··· Rows ···

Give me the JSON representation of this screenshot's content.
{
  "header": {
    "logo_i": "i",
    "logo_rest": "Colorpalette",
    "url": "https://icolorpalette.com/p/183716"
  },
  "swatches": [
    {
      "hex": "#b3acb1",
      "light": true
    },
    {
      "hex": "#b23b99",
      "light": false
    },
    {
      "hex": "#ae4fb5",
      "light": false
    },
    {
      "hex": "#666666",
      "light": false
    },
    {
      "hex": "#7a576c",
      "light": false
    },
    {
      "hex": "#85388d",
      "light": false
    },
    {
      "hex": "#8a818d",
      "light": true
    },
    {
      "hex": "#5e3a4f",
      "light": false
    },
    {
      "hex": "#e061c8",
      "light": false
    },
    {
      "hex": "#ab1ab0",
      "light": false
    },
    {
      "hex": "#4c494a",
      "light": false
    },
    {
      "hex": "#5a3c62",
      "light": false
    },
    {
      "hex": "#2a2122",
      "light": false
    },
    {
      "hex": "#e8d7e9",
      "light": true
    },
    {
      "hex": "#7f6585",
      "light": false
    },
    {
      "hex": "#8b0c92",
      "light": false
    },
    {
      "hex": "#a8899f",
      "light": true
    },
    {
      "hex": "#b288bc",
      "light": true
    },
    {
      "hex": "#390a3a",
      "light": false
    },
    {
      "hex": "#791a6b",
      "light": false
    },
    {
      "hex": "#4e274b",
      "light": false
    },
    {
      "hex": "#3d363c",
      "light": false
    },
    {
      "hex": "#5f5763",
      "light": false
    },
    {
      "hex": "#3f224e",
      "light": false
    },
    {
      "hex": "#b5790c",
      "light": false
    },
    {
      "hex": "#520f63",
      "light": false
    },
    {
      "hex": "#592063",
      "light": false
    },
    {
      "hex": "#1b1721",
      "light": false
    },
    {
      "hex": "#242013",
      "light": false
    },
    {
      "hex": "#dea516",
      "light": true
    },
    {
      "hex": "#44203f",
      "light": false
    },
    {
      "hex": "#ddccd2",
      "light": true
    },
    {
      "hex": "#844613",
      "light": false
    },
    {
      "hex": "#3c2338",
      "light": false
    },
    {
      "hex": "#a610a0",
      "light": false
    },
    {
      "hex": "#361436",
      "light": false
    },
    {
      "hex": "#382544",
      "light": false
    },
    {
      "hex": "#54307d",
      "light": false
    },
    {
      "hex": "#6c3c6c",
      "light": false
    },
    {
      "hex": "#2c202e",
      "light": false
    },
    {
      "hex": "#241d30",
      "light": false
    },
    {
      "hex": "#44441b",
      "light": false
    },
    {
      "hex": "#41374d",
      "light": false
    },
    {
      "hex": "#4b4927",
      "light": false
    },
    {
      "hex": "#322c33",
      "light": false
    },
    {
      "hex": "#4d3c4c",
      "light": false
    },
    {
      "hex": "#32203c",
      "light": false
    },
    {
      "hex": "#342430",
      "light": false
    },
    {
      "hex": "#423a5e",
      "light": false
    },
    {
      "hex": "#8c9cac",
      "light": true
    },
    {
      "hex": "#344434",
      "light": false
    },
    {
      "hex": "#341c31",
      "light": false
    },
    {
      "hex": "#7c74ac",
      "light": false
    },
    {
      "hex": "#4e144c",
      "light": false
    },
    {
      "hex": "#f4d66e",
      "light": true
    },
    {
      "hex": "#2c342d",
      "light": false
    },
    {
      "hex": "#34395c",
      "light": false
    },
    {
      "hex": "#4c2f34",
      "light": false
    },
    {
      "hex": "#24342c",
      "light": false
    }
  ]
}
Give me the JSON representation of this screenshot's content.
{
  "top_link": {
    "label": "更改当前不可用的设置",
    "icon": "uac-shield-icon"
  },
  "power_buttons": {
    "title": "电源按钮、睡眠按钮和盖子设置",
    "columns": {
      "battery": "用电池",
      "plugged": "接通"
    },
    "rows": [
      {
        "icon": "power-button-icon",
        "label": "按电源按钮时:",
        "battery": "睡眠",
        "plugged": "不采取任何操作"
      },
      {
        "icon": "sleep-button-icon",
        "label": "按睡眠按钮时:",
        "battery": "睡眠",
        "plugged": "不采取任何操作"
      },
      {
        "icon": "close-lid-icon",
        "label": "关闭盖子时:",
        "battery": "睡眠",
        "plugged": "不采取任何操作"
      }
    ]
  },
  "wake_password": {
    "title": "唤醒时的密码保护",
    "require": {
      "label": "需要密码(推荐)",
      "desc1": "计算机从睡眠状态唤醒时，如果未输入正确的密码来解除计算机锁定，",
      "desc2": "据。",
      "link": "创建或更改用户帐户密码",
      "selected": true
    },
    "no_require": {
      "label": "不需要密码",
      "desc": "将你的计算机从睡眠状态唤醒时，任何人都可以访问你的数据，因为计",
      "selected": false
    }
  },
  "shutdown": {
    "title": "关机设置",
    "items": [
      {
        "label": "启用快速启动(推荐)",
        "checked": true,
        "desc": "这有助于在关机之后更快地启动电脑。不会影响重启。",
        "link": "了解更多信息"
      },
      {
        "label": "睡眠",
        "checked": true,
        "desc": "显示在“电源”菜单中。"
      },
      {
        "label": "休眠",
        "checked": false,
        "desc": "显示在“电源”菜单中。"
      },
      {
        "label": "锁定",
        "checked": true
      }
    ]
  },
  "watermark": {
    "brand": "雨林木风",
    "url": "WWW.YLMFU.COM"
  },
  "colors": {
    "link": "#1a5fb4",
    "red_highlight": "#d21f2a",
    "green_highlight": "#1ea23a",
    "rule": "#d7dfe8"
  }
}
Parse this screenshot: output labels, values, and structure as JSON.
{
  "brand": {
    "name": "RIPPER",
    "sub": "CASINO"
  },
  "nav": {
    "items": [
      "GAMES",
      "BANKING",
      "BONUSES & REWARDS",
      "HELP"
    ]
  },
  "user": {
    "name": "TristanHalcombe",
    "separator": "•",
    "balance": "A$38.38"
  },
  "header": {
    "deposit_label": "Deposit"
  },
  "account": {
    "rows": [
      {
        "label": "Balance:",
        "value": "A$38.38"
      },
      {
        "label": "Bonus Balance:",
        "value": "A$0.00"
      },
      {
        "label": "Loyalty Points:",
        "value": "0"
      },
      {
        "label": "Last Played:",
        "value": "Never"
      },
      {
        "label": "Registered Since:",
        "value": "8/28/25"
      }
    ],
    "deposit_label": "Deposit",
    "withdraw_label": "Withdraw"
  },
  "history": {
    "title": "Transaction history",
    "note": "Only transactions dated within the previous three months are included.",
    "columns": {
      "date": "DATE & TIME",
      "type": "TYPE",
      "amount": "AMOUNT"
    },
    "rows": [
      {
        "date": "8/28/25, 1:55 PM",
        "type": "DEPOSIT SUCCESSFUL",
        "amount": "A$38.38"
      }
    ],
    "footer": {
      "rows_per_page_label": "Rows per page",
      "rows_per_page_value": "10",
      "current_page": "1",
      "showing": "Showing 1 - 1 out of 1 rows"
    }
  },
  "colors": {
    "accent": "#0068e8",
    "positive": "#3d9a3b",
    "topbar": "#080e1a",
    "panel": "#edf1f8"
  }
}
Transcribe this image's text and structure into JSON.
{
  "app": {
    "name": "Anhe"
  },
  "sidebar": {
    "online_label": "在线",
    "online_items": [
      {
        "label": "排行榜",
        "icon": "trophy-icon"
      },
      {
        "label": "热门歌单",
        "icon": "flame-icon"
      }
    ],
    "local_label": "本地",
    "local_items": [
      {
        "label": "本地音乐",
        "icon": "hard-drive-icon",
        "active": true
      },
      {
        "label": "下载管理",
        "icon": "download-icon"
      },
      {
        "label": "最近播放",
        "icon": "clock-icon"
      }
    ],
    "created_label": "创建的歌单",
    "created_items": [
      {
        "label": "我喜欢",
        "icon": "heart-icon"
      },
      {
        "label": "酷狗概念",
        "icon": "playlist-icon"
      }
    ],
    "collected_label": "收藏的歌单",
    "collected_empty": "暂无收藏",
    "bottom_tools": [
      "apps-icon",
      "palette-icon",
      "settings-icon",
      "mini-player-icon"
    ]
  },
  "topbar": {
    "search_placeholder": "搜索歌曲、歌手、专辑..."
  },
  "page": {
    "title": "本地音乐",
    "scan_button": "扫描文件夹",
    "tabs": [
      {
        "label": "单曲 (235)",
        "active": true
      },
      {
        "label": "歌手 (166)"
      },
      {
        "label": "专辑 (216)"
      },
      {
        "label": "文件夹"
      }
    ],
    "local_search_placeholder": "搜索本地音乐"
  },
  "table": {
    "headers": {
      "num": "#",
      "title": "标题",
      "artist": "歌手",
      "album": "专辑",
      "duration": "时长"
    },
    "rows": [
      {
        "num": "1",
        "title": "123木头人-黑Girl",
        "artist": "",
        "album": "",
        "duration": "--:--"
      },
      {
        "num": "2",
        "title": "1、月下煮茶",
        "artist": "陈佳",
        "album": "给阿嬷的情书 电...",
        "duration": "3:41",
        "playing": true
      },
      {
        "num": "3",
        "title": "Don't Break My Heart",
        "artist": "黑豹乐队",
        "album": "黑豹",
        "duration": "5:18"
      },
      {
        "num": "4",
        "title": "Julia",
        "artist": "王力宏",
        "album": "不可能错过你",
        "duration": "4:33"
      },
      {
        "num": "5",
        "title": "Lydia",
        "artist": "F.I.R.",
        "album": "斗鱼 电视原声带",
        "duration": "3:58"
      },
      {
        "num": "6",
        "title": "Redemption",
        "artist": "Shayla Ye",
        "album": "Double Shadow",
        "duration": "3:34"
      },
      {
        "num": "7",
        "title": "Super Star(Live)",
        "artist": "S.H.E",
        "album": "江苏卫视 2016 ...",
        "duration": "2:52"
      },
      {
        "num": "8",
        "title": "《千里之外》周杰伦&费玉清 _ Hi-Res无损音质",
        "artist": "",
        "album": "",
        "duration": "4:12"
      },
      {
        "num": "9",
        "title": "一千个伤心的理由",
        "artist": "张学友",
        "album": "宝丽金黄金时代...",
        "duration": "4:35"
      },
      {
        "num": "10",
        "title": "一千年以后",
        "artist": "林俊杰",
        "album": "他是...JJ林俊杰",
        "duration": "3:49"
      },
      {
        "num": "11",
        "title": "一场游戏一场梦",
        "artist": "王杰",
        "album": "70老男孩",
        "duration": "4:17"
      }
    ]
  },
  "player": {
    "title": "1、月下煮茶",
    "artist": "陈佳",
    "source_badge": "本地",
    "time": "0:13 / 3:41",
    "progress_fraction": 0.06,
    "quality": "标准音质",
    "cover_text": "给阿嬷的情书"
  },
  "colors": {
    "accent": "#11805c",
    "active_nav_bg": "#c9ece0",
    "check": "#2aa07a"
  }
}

···

» Do this: Scan the listing above. Collect all lines with the word "history".

» Task solution:
  "history": {
    "title": "Transaction history",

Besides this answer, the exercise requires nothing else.